** start **

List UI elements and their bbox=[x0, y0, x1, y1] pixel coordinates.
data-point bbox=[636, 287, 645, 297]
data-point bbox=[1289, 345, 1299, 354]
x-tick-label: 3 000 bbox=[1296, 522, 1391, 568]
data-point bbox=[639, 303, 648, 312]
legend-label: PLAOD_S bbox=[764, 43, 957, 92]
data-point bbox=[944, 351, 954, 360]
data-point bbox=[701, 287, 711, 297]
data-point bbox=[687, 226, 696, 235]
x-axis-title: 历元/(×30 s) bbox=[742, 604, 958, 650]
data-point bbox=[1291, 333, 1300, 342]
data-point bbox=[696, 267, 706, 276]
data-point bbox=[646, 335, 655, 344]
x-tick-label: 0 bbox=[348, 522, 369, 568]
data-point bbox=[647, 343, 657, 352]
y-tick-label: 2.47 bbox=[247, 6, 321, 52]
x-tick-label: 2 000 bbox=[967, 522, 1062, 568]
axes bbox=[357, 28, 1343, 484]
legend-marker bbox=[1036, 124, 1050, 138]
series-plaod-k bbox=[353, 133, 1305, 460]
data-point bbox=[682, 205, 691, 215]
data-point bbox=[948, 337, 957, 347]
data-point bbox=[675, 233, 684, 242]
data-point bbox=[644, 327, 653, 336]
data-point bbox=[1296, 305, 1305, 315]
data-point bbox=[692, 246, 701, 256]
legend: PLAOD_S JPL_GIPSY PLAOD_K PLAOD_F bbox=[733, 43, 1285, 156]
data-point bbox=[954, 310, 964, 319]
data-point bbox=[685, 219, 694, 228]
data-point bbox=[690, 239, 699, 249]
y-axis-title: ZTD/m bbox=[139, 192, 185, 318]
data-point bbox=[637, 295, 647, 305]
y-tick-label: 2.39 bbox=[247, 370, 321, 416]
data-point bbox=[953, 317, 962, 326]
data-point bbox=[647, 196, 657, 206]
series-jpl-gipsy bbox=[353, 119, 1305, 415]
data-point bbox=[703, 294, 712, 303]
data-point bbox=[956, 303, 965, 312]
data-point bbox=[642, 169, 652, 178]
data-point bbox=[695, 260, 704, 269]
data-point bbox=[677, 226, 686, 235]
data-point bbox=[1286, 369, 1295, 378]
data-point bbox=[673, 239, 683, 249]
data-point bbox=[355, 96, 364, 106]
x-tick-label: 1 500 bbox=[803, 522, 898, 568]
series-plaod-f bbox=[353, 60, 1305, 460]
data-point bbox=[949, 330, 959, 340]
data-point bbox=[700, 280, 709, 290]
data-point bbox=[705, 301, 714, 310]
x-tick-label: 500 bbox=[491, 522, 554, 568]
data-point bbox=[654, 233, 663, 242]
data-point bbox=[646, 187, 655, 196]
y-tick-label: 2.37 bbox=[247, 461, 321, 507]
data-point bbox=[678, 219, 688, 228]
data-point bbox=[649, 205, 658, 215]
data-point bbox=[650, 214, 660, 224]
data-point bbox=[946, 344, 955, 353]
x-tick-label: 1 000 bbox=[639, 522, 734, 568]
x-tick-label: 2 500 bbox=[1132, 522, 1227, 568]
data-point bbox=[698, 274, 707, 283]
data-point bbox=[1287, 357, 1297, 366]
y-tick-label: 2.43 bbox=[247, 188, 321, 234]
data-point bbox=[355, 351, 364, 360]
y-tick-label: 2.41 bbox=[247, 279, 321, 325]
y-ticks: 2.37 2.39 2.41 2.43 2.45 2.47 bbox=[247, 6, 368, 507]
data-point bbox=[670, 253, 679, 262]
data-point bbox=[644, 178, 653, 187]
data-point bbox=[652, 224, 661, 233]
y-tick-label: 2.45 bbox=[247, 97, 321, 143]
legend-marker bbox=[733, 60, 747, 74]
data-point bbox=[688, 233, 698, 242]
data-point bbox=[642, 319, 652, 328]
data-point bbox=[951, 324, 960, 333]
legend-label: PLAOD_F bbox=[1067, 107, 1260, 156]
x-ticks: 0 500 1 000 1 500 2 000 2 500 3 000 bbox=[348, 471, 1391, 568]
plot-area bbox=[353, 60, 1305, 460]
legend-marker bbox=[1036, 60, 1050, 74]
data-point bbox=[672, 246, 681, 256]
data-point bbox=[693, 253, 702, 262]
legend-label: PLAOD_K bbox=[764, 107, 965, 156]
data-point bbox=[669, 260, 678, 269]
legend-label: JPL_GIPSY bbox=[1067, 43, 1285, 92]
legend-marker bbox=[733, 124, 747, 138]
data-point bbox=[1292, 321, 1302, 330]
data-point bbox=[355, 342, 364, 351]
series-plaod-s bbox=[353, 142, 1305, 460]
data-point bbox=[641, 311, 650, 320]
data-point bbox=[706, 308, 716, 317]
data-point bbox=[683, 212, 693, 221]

** end **

> Your task:
Please list every line above that contains the string "title". Case counts.

> Written solution:
x-axis-title: 历元/(×30 s) bbox=[742, 604, 958, 650]
y-axis-title: ZTD/m bbox=[139, 192, 185, 318]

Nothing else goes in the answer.